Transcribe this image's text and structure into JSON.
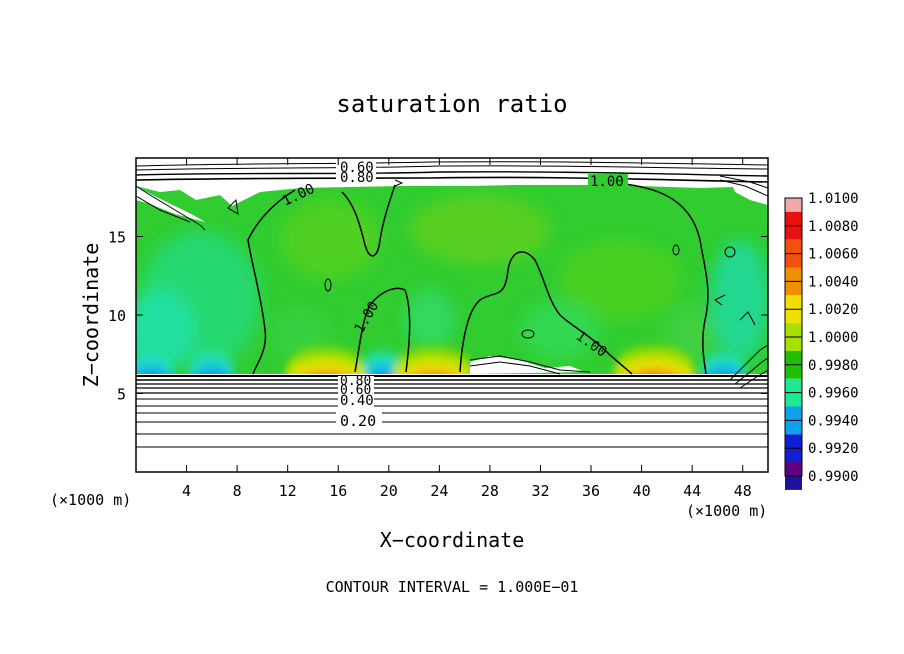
{
  "chart_data": {
    "type": "heatmap",
    "title": "saturation ratio",
    "xlabel": "X−coordinate",
    "ylabel": "Z−coordinate",
    "x_unit_left": "(×1000 m)",
    "x_unit_right": "(×1000 m)",
    "footer": "CONTOUR INTERVAL = 1.000E−01",
    "xlim": [
      0,
      50
    ],
    "ylim": [
      0,
      20
    ],
    "x_ticks": [
      4,
      8,
      12,
      16,
      20,
      24,
      28,
      32,
      36,
      40,
      44,
      48
    ],
    "y_ticks": [
      5,
      10,
      15
    ],
    "colorbar": {
      "labels": [
        "1.0100",
        "1.0080",
        "1.0060",
        "1.0040",
        "1.0020",
        "1.0000",
        "0.9980",
        "0.9960",
        "0.9940",
        "0.9920",
        "0.9900"
      ],
      "colors": [
        "#f3a8a8",
        "#e81010",
        "#f05010",
        "#f09000",
        "#f0e000",
        "#a8e000",
        "#20c000",
        "#20e890",
        "#10a0f0",
        "#1020d0",
        "#2010a0",
        "#600080"
      ]
    },
    "contour_labels": {
      "top": [
        "0.60",
        "0.80",
        "1.00"
      ],
      "middle": [
        "1.00",
        "1.00",
        "1.00"
      ],
      "bottom": [
        "0.80",
        "0.60",
        "0.40",
        "0.20"
      ]
    },
    "hot_spots": [
      {
        "x": 15,
        "z": 6.6
      },
      {
        "x": 23.5,
        "z": 6.6
      },
      {
        "x": 41,
        "z": 6.7
      }
    ],
    "cold_spots": [
      {
        "x": 1.2,
        "z": 6.6
      },
      {
        "x": 6,
        "z": 6.6
      },
      {
        "x": 19.5,
        "z": 6.6
      },
      {
        "x": 46.5,
        "z": 6.6
      }
    ]
  }
}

☆ ☆ ☆

(TASK DIRECTIONS): Tally the lines in this data that hold the word "coordinate" and state only the count.

(EXERCISE SOLUTION): 2